:: Stored records ::
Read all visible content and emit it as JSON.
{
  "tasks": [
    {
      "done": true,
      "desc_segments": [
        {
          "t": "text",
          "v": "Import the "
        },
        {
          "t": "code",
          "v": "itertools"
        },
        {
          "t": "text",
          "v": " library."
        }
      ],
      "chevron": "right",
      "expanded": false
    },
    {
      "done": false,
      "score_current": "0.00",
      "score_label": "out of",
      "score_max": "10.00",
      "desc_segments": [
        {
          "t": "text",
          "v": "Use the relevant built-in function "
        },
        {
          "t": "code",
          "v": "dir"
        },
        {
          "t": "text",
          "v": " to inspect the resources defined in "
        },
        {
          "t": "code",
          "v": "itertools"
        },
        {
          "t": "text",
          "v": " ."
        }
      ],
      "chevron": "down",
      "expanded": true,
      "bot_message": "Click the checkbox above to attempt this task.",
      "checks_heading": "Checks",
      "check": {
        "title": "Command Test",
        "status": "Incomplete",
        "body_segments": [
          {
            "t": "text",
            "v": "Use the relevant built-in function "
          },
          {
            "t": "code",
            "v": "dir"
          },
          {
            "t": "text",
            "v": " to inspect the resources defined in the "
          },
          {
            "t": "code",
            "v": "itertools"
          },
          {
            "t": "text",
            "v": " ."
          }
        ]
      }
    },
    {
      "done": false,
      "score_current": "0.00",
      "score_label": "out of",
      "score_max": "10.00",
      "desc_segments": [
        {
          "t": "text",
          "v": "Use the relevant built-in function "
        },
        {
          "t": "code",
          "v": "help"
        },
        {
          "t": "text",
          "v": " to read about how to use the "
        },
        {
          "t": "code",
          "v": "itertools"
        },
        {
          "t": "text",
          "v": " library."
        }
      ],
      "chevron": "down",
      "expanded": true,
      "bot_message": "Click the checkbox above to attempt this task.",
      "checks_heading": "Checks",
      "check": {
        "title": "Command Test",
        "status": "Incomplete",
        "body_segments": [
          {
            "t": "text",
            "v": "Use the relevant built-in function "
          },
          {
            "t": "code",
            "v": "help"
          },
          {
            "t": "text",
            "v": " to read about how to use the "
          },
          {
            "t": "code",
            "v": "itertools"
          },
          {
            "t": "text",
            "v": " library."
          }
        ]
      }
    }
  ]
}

...

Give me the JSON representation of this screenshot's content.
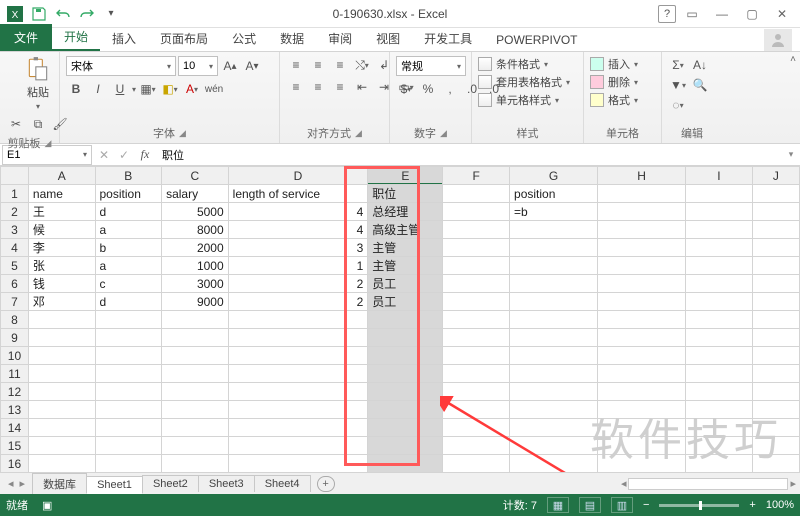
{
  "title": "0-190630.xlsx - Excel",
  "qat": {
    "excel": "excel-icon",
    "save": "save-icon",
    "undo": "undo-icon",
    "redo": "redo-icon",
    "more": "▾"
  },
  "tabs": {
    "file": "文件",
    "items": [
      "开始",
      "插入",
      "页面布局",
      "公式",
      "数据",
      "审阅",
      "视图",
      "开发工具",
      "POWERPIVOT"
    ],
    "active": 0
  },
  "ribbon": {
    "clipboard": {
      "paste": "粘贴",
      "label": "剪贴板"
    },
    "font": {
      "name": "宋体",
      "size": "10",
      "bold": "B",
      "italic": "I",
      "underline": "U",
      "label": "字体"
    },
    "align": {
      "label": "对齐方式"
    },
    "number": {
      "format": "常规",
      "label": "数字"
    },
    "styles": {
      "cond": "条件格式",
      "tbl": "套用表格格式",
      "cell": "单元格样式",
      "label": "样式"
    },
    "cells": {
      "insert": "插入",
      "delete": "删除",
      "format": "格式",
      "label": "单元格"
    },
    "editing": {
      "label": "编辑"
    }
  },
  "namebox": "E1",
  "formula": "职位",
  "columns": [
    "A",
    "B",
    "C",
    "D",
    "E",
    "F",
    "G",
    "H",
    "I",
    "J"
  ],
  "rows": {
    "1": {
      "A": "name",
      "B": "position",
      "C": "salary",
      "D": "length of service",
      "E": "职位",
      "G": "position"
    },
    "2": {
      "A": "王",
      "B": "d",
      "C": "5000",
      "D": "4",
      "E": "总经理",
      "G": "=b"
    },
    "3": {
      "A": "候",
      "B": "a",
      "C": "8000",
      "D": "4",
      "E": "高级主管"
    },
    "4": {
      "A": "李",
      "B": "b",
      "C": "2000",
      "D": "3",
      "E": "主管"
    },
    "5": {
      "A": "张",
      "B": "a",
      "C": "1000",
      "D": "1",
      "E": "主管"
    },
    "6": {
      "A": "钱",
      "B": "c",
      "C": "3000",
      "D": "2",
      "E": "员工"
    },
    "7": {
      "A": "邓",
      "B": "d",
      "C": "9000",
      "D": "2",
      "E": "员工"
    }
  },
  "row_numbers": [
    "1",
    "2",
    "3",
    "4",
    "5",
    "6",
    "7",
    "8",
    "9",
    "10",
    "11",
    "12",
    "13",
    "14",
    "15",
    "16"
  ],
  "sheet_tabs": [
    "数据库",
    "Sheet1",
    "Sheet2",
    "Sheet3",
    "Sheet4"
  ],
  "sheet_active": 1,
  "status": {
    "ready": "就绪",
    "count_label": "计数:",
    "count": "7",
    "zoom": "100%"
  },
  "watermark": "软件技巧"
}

:: What is asked ::
Select all lines in the listing that include the word "defined".

:: Task result ::
          "v": " to inspect the resources defined in "
            "v": " to inspect the resources defined in the "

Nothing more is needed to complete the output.